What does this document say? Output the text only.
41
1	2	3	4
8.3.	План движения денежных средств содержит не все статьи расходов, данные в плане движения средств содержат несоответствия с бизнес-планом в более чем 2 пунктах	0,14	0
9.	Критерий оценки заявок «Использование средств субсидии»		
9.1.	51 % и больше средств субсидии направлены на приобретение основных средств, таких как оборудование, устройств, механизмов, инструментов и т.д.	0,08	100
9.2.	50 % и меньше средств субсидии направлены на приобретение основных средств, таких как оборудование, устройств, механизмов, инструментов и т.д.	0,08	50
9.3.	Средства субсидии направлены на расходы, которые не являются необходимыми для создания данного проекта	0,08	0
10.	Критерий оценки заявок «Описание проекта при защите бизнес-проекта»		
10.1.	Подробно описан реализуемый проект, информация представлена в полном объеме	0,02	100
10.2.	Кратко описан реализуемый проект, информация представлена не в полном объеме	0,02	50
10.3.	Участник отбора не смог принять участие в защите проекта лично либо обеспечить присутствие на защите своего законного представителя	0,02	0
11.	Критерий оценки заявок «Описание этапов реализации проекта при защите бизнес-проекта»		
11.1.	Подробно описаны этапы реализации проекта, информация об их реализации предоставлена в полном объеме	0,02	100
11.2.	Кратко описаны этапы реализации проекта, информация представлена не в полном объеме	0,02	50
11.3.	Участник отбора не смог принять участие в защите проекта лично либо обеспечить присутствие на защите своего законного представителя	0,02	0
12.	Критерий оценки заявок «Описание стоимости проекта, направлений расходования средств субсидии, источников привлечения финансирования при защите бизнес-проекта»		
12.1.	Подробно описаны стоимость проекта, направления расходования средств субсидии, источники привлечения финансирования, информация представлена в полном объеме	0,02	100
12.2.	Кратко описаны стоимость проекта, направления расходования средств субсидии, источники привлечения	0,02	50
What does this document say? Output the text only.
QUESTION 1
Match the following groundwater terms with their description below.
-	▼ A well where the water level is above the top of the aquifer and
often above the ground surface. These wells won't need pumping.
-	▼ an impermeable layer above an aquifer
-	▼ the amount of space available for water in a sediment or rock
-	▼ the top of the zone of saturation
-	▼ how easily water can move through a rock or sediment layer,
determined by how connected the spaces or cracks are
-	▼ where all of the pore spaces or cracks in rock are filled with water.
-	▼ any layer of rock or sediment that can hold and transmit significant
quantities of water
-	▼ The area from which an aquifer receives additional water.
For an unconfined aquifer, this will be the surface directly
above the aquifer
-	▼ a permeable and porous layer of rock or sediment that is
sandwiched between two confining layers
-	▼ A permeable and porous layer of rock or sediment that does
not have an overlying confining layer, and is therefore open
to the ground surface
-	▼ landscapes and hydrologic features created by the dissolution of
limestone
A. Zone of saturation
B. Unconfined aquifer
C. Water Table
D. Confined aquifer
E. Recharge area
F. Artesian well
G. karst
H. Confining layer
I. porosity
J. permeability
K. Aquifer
· · · · ·
▶ AIM OF THE TASK
Above is a listing; report how many of its lines include the word "реализуемый", giving the number only.

▶ ANSWER TO THIS TASK
2